- _Aim of the task_:
Each entry should be quoted word for word, including every mark of punctuation.

- _Working data_:
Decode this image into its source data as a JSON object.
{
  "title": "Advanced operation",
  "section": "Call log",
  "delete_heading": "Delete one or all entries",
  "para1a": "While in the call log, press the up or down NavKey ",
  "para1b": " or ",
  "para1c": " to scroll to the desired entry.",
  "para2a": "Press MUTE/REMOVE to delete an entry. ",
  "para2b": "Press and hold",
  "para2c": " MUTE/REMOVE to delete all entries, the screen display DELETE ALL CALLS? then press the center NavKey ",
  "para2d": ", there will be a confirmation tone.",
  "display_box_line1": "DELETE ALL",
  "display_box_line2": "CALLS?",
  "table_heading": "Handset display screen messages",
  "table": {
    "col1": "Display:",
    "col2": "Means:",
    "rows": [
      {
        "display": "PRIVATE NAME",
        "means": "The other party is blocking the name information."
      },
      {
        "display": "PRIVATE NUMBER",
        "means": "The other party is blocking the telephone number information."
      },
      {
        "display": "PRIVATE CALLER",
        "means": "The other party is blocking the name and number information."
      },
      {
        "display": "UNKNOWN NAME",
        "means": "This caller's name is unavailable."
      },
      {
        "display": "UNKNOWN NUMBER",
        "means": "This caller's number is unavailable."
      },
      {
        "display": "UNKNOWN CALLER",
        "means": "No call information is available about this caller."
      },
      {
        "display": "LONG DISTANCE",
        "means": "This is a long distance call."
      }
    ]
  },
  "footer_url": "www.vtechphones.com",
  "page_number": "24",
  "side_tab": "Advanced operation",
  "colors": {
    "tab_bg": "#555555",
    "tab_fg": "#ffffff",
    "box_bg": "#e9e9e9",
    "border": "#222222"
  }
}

- _Solution_:
Decode this image into its source data as a JSON object.
{
  "title": "Advanced operation",
  "section": "Call log",
  "delete_heading": "Delete one or all entries",
  "para1a": "While in the call log, press the up or down NavKey ",
  "para1b": " or ",
  "para1c": " to scroll to the desired entry.",
  "para2a": "Press MUTE/REMOVE to delete an entry. ",
  "para2b": "Press and hold",
  "para2c": " MUTE/REMOVE to delete all entries, the screen display DELETE ALL CALLS? then press the center NavKey ",
  "para2d": ", there will be a confirmation tone.",
  "display_box_line1": "DELETE ALL",
  "display_box_line2": "CALLS?",
  "table_heading": "Handset display screen messages",
  "table": {
    "col1": "Display:",
    "col2": "Means:",
    "rows": [
      {
        "display": "PRIVATE NAME",
        "means": "The other party is blocking the name information."
      },
      {
        "display": "PRIVATE NUMBER",
        "means": "The other party is blocking the telephone number information."
      },
      {
        "display": "PRIVATE CALLER",
        "means": "The other party is blocking the name and number information."
      },
      {
        "display": "UNKNOWN NAME",
        "means": "This caller's name is unavailable."
      },
      {
        "display": "UNKNOWN NUMBER",
        "means": "This caller's number is unavailable."
      },
      {
        "display": "UNKNOWN CALLER",
        "means": "No call information is available about this caller."
      },
      {
        "display": "LONG DISTANCE",
        "means": "This is a long distance call."
      }
    ]
  },
  "footer_url": "www.vtechphones.com",
  "page_number": "24",
  "side_tab": "Advanced operation",
  "colors": {
    "tab_bg": "#555555",
    "tab_fg": "#ffffff",
    "box_bg": "#e9e9e9",
    "border": "#222222"
  }
}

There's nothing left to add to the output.